### EXERCISE:
Below is a block of records. Copy every line in it that contains the word "Lunar".

[Stored data entries]

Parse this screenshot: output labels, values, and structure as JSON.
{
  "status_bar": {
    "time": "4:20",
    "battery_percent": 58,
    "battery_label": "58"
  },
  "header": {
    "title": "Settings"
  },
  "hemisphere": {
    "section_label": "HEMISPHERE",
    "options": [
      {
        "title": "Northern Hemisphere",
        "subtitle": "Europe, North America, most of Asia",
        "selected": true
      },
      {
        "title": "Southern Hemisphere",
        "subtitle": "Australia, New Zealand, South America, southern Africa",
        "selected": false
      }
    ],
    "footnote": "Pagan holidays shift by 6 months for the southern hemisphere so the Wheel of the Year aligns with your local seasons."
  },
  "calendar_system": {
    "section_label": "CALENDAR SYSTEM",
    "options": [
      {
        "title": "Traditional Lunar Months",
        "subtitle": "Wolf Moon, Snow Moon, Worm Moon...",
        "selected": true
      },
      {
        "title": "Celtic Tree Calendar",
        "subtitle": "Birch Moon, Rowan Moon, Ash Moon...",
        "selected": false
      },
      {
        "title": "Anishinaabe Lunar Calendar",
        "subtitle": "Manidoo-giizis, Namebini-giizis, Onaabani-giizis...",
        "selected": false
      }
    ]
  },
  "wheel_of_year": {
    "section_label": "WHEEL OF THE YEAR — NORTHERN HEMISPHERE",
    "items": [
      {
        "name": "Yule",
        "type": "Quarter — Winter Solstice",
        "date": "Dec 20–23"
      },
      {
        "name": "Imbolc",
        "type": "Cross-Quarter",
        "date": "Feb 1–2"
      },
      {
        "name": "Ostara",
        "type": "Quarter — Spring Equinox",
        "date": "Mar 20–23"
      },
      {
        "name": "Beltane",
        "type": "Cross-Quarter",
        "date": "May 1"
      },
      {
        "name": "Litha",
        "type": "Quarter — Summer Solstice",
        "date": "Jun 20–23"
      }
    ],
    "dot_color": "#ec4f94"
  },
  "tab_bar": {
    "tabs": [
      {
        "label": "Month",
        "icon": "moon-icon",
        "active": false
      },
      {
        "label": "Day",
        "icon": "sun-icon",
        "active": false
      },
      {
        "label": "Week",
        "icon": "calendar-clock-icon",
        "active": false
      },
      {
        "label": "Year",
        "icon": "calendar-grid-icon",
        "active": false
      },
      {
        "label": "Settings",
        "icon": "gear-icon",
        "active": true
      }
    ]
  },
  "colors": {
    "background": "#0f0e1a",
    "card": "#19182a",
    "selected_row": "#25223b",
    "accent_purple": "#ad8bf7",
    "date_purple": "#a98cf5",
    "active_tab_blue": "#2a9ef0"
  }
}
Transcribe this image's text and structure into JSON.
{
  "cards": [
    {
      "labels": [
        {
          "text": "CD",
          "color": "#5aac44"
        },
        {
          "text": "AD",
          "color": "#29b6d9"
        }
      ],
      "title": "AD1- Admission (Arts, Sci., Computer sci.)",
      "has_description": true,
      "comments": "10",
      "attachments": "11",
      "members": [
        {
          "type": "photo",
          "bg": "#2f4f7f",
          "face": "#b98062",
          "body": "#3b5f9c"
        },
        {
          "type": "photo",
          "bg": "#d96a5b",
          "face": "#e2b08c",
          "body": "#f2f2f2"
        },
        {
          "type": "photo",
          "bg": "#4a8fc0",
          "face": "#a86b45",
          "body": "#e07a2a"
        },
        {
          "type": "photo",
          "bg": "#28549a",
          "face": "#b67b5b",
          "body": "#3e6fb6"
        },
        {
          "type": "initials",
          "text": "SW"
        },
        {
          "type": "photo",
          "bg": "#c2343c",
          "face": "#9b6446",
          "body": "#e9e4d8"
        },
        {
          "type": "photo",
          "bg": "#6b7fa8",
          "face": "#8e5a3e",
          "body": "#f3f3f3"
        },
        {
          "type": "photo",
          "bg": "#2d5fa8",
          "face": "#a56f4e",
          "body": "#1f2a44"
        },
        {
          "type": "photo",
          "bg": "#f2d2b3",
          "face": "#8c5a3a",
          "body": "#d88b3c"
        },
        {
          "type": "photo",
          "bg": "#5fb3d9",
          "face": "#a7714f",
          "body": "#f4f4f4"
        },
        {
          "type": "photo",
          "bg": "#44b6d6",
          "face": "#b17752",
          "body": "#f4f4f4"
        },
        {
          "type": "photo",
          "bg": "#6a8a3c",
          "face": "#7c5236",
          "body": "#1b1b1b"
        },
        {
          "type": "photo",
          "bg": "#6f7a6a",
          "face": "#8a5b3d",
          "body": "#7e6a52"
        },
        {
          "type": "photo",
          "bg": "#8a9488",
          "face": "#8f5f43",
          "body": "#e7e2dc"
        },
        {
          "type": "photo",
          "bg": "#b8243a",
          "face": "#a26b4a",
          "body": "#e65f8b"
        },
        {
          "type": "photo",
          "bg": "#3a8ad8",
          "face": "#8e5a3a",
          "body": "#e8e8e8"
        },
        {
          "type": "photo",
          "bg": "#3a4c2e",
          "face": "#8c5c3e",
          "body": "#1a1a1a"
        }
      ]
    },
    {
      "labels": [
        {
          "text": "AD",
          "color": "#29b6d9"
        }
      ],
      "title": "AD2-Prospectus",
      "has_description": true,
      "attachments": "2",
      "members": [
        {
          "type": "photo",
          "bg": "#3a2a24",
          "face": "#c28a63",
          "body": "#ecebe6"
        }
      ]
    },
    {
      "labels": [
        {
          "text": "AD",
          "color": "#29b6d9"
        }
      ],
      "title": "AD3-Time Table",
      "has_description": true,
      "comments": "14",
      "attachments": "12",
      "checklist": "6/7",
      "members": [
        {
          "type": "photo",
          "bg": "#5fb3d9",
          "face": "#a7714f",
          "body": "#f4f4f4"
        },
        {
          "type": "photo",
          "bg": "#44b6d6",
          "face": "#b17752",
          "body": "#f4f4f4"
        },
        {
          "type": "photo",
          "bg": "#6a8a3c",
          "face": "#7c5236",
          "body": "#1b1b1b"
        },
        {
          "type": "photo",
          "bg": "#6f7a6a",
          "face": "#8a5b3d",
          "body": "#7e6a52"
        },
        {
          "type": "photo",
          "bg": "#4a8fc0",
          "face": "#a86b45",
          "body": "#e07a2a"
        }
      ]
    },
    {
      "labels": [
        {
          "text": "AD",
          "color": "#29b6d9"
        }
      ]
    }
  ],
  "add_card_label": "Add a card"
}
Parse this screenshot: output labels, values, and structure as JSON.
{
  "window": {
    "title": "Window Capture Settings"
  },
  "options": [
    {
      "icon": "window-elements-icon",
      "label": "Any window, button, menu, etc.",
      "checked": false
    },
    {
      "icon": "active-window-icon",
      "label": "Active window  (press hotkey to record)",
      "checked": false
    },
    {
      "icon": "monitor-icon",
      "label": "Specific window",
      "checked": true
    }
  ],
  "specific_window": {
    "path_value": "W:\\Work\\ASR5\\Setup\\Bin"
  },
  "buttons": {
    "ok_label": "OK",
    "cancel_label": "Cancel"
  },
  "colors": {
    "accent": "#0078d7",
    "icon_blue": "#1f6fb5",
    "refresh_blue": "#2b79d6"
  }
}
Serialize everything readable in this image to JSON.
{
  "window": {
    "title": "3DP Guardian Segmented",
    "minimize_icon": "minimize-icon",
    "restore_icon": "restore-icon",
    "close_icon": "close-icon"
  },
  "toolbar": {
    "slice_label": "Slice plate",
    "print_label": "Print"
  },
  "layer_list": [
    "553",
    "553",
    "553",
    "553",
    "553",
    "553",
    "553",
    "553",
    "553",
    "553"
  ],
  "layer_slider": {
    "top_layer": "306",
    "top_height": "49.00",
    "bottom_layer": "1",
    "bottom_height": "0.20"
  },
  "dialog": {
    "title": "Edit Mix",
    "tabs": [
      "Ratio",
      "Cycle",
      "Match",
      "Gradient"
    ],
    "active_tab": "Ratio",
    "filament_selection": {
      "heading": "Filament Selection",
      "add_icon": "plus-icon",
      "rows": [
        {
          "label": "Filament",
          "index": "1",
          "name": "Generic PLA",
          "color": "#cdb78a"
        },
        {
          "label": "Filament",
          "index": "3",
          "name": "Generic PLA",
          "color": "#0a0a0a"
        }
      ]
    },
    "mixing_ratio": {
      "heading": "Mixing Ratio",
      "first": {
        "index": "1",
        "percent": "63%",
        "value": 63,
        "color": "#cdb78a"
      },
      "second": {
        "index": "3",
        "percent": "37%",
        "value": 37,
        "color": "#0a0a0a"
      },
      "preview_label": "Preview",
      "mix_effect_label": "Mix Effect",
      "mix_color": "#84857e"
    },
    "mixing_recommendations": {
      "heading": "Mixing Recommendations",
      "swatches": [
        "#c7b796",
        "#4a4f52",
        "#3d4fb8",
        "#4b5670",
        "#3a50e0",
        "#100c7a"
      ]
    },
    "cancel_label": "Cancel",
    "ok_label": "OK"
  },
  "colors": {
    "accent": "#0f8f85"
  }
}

### EXERCISE SOLUTION:
        "title": "Traditional Lunar Months",
        "title": "Anishinaabe Lunar Calendar",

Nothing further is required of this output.